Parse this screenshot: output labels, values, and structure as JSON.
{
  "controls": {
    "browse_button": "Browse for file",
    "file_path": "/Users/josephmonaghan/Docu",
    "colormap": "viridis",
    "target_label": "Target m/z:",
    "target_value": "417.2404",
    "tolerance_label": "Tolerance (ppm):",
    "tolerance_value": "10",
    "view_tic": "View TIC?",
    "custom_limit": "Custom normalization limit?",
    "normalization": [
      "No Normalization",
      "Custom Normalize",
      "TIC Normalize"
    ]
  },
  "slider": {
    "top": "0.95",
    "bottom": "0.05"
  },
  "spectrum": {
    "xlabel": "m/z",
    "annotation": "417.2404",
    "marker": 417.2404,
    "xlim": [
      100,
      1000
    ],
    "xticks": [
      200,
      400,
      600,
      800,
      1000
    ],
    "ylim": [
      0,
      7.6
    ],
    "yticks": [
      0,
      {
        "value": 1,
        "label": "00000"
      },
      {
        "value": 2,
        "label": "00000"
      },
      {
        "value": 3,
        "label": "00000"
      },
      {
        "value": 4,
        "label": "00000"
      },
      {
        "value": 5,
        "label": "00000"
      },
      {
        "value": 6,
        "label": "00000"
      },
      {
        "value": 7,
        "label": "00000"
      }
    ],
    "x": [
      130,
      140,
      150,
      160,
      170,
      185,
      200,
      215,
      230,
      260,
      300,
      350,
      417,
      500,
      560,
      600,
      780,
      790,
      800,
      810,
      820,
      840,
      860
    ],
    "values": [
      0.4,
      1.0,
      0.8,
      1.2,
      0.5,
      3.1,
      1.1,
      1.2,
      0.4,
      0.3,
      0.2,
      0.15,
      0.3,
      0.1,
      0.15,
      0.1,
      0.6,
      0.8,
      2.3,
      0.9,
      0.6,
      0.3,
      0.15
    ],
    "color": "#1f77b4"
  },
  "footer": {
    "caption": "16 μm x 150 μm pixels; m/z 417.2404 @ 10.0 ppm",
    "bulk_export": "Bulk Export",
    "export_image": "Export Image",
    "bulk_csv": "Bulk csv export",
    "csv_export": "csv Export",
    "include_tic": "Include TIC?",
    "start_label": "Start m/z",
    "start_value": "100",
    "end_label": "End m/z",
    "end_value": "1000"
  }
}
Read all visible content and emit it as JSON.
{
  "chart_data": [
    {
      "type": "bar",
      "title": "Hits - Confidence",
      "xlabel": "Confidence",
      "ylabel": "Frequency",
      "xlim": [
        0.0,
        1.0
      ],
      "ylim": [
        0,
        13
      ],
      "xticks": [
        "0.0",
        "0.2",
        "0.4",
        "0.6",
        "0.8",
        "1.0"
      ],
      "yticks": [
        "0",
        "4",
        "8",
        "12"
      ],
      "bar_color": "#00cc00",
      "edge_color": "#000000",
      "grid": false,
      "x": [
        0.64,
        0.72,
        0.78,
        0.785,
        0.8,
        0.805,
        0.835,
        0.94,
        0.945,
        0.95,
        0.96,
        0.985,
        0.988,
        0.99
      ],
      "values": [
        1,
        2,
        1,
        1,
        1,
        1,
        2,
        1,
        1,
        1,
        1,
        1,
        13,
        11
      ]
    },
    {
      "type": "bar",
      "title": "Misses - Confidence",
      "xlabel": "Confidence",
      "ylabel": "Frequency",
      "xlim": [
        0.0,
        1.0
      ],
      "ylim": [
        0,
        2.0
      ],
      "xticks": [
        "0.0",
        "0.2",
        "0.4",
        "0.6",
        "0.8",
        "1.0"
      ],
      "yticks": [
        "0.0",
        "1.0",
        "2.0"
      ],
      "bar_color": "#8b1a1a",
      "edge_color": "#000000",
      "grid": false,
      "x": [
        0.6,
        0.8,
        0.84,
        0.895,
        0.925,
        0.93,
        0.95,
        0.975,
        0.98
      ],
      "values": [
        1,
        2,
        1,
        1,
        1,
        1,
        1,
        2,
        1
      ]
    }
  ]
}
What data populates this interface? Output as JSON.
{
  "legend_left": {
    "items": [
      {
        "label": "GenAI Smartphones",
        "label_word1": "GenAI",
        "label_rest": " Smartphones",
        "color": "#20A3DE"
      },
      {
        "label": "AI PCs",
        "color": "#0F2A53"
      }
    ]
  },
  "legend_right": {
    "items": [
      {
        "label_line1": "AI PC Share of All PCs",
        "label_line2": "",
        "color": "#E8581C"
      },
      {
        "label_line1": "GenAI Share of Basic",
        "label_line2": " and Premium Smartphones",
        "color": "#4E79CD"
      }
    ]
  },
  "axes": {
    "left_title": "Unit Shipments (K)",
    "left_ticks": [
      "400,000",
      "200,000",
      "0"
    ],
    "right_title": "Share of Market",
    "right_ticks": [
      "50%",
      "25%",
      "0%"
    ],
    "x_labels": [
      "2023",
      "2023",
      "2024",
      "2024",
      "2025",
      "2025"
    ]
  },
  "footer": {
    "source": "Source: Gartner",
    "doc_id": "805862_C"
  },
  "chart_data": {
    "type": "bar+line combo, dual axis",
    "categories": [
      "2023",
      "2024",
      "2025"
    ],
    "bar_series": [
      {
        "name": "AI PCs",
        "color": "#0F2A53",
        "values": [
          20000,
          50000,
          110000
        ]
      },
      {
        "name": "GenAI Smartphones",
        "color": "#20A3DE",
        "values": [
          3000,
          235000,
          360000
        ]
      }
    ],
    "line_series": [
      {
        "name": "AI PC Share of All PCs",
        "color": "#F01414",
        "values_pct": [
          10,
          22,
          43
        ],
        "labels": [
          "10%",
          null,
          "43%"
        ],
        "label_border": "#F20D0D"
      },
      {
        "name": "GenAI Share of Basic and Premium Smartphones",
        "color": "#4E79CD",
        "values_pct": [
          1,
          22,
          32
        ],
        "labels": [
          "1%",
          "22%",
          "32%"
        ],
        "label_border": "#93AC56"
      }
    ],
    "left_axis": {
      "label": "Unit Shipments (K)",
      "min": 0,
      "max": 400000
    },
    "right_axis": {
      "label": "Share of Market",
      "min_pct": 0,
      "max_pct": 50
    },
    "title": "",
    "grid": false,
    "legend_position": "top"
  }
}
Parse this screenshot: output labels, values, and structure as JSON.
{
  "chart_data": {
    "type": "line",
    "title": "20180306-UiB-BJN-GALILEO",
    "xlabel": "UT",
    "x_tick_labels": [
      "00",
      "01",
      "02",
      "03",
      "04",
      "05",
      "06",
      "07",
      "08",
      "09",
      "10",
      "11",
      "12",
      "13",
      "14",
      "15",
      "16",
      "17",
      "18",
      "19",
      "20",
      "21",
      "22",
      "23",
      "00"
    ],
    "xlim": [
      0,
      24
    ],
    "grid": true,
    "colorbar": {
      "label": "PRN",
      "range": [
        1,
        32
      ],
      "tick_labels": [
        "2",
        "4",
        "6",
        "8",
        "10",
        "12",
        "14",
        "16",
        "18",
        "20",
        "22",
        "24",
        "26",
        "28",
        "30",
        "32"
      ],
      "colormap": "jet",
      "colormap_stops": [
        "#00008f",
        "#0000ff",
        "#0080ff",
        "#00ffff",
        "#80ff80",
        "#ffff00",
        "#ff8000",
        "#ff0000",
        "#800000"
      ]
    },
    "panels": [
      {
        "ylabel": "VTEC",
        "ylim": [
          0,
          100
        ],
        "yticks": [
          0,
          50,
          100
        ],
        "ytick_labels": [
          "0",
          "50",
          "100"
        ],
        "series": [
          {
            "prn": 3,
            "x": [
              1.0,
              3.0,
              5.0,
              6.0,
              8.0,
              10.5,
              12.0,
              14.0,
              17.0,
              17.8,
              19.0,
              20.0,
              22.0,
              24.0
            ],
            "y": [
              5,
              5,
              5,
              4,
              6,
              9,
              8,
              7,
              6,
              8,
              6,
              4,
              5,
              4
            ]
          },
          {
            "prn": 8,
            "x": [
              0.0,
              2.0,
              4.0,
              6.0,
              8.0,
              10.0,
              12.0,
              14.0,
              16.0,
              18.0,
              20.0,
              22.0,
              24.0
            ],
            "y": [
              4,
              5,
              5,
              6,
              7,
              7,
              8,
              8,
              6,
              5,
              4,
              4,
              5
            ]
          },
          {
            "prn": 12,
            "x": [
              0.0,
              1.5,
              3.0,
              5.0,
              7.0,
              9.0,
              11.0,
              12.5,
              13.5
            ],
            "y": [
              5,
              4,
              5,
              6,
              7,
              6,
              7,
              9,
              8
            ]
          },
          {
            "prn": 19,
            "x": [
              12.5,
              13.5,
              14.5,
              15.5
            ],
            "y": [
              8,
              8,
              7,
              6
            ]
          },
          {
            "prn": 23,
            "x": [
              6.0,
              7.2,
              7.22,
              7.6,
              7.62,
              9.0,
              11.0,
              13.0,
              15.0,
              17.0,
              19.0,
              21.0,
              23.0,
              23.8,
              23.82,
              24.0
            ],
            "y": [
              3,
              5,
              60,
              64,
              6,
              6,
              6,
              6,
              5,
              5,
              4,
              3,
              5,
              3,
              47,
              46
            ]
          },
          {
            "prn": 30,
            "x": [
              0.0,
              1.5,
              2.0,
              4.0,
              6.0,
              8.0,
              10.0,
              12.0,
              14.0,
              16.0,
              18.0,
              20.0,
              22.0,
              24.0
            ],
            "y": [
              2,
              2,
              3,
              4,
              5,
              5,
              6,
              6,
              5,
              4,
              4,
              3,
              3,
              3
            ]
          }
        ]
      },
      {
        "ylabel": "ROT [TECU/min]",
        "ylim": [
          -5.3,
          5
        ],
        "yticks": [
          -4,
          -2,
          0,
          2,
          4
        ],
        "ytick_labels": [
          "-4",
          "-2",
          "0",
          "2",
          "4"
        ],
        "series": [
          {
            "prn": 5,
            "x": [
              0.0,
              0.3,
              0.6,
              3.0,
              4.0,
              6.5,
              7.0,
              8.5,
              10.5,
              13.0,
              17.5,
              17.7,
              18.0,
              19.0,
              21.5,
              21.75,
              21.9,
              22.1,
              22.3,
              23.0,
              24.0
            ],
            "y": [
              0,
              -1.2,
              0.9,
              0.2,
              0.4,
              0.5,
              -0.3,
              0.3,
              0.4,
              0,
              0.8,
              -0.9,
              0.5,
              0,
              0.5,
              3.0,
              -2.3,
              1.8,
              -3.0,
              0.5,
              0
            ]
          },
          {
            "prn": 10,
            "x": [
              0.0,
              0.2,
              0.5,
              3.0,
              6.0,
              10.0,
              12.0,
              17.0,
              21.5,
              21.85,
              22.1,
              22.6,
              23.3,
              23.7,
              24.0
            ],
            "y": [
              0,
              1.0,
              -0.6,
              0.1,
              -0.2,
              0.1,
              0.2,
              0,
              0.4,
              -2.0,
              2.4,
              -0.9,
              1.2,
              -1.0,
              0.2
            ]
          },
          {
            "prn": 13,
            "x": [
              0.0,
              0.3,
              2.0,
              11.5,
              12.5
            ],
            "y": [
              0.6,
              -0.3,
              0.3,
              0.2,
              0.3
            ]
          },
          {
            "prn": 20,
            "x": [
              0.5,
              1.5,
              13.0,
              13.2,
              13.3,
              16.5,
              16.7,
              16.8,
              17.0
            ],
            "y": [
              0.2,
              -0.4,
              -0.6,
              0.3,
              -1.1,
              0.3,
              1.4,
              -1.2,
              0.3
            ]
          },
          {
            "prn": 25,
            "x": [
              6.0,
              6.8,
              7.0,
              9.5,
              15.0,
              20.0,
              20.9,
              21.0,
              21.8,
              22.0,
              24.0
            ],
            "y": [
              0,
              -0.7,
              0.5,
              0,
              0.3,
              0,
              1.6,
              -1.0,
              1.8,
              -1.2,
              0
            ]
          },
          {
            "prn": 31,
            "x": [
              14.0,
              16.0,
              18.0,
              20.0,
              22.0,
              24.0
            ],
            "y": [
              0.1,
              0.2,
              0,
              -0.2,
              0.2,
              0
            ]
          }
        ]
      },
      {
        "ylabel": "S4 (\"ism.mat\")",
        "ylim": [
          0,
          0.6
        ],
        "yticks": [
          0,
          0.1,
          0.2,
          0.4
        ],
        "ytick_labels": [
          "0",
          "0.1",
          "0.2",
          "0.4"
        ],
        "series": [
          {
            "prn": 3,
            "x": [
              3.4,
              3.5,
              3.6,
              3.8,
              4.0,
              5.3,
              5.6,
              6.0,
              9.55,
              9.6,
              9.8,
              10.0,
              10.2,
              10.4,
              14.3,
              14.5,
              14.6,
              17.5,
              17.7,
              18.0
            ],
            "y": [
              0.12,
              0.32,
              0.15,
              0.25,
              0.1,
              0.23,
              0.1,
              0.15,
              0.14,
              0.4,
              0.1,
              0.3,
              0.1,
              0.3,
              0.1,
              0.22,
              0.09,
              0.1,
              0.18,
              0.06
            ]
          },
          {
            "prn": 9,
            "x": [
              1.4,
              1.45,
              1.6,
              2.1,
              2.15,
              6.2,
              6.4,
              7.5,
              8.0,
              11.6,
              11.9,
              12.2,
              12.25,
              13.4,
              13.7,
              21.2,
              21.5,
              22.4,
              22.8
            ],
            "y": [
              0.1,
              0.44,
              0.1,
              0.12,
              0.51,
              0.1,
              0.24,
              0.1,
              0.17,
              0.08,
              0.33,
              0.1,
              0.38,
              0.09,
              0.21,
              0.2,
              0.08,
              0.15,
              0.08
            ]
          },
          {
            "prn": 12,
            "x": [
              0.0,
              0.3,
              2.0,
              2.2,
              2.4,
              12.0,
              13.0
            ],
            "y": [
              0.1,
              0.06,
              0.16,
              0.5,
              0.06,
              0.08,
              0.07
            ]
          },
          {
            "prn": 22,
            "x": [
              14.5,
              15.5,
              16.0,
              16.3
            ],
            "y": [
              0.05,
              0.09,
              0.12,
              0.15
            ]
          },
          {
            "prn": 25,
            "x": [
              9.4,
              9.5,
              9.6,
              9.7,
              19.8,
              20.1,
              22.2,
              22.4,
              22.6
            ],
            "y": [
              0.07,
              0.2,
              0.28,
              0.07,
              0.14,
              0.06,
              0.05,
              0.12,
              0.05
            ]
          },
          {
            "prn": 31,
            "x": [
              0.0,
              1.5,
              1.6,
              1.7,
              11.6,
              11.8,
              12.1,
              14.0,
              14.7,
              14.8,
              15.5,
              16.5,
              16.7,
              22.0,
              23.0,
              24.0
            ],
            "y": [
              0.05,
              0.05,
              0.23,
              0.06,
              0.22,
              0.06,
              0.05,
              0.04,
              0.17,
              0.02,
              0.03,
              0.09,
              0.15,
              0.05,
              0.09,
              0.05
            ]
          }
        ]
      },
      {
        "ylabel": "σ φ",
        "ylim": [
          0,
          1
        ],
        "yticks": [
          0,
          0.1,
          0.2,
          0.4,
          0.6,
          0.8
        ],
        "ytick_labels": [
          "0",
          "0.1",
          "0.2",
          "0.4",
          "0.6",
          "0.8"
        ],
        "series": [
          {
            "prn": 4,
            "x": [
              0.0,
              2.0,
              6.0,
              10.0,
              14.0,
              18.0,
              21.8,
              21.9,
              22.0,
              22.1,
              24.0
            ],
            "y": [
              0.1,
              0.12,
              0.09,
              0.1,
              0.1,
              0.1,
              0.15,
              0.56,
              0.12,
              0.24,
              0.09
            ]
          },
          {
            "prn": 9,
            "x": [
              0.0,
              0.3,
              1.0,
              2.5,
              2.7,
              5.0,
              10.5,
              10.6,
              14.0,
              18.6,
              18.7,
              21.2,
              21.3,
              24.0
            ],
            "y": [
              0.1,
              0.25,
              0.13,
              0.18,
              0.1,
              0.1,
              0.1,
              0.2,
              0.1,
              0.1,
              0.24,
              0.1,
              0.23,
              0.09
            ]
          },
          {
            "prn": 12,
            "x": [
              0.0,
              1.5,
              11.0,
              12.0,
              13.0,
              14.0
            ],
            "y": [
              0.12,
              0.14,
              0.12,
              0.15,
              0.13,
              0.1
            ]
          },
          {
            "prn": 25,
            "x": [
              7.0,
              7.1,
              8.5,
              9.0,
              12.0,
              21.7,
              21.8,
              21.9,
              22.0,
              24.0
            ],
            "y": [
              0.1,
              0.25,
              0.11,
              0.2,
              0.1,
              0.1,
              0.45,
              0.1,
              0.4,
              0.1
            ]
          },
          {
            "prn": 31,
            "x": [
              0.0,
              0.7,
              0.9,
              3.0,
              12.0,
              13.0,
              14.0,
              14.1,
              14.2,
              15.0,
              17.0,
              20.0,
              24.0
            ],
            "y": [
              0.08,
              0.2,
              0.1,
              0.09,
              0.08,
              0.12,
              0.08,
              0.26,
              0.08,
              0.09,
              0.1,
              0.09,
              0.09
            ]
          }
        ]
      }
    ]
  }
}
++++++++
The request: What is the number of lines in the listing above that contain the string "Share"? Give only the number.

Exercise response: 6